** Problem description **
Restate, word for word, every line of the data.

[Stored items from a collection]
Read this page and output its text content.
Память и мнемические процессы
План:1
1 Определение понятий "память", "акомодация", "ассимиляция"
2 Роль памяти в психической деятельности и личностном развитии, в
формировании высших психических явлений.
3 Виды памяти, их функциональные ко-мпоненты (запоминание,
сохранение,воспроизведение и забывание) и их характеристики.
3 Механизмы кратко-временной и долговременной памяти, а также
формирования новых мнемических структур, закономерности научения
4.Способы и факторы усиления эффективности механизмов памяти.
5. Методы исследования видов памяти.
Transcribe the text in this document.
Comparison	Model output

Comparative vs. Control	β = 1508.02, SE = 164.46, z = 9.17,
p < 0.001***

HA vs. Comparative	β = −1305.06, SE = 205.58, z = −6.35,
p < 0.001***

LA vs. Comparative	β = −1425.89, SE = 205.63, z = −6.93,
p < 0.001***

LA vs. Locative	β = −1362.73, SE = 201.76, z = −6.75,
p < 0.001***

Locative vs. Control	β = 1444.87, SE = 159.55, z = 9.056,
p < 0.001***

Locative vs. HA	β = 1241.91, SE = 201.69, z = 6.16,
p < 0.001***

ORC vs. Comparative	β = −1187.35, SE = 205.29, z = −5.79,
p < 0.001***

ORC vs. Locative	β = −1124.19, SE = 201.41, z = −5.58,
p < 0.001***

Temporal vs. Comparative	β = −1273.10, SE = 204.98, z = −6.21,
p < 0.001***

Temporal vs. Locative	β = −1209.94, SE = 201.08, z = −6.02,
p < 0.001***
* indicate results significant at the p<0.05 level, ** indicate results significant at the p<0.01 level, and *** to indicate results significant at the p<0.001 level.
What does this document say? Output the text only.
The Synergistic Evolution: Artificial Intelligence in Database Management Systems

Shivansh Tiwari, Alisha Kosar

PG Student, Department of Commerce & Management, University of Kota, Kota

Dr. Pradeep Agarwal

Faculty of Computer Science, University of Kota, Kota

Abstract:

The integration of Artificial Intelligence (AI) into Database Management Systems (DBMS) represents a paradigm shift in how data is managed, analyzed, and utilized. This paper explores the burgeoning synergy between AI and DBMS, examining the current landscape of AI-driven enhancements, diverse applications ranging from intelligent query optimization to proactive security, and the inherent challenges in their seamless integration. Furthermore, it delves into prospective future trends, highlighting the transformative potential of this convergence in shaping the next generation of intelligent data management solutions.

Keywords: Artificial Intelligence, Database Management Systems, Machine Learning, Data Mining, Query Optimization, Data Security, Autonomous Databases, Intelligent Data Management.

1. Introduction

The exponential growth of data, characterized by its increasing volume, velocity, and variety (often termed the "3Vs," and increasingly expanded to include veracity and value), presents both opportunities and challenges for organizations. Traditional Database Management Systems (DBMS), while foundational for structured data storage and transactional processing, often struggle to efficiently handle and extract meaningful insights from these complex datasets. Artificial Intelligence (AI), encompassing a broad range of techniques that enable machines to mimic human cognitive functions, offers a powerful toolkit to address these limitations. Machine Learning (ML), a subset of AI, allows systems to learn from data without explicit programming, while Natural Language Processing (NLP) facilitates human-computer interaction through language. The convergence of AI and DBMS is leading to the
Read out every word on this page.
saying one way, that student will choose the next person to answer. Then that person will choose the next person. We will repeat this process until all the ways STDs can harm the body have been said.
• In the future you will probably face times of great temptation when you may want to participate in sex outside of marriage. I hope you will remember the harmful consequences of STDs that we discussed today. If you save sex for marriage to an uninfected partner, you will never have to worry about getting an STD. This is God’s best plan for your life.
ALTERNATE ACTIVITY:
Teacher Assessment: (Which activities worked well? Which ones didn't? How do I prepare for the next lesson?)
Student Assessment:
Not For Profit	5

** Output of the task **
Read this page and output its text content.
Память и мнемические процессы
План:1
1 Определение понятий "память", "акомодация", "ассимиляция"
2 Роль памяти в психической деятельности и личностном развитии, в
формировании высших психических явлений.
3 Виды памяти, их функциональные ко-мпоненты (запоминание,
сохранение,воспроизведение и забывание) и их характеристики.
3 Механизмы кратко-временной и долговременной памяти, а также
формирования новых мнемических структур, закономерности научения
4.Способы и факторы усиления эффективности механизмов памяти.
5. Методы исследования видов памяти.
Transcribe the text in this document.
Comparison	Model output

Comparative vs. Control	β = 1508.02, SE = 164.46, z = 9.17,
p < 0.001***

HA vs. Comparative	β = −1305.06, SE = 205.58, z = −6.35,
p < 0.001***

LA vs. Comparative	β = −1425.89, SE = 205.63, z = −6.93,
p < 0.001***

LA vs. Locative	β = −1362.73, SE = 201.76, z = −6.75,
p < 0.001***

Locative vs. Control	β = 1444.87, SE = 159.55, z = 9.056,
p < 0.001***

Locative vs. HA	β = 1241.91, SE = 201.69, z = 6.16,
p < 0.001***

ORC vs. Comparative	β = −1187.35, SE = 205.29, z = −5.79,
p < 0.001***

ORC vs. Locative	β = −1124.19, SE = 201.41, z = −5.58,
p < 0.001***

Temporal vs. Comparative	β = −1273.10, SE = 204.98, z = −6.21,
p < 0.001***

Temporal vs. Locative	β = −1209.94, SE = 201.08, z = −6.02,
p < 0.001***
* indicate results significant at the p<0.05 level, ** indicate results significant at the p<0.01 level, and *** to indicate results significant at the p<0.001 level.
What does this document say? Output the text only.
The Synergistic Evolution: Artificial Intelligence in Database Management Systems

Shivansh Tiwari, Alisha Kosar

PG Student, Department of Commerce & Management, University of Kota, Kota

Dr. Pradeep Agarwal

Faculty of Computer Science, University of Kota, Kota

Abstract:

The integration of Artificial Intelligence (AI) into Database Management Systems (DBMS) represents a paradigm shift in how data is managed, analyzed, and utilized. This paper explores the burgeoning synergy between AI and DBMS, examining the current landscape of AI-driven enhancements, diverse applications ranging from intelligent query optimization to proactive security, and the inherent challenges in their seamless integration. Furthermore, it delves into prospective future trends, highlighting the transformative potential of this convergence in shaping the next generation of intelligent data management solutions.

Keywords: Artificial Intelligence, Database Management Systems, Machine Learning, Data Mining, Query Optimization, Data Security, Autonomous Databases, Intelligent Data Management.

1. Introduction

The exponential growth of data, characterized by its increasing volume, velocity, and variety (often termed the "3Vs," and increasingly expanded to include veracity and value), presents both opportunities and challenges for organizations. Traditional Database Management Systems (DBMS), while foundational for structured data storage and transactional processing, often struggle to efficiently handle and extract meaningful insights from these complex datasets. Artificial Intelligence (AI), encompassing a broad range of techniques that enable machines to mimic human cognitive functions, offers a powerful toolkit to address these limitations. Machine Learning (ML), a subset of AI, allows systems to learn from data without explicit programming, while Natural Language Processing (NLP) facilitates human-computer interaction through language. The convergence of AI and DBMS is leading to the
Read out every word on this page.
saying one way, that student will choose the next person to answer. Then that person will choose the next person. We will repeat this process until all the ways STDs can harm the body have been said.
• In the future you will probably face times of great temptation when you may want to participate in sex outside of marriage. I hope you will remember the harmful consequences of STDs that we discussed today. If you save sex for marriage to an uninfected partner, you will never have to worry about getting an STD. This is God’s best plan for your life.
ALTERNATE ACTIVITY:
Teacher Assessment: (Which activities worked well? Which ones didn't? How do I prepare for the next lesson?)
Student Assessment:
Not For Profit	5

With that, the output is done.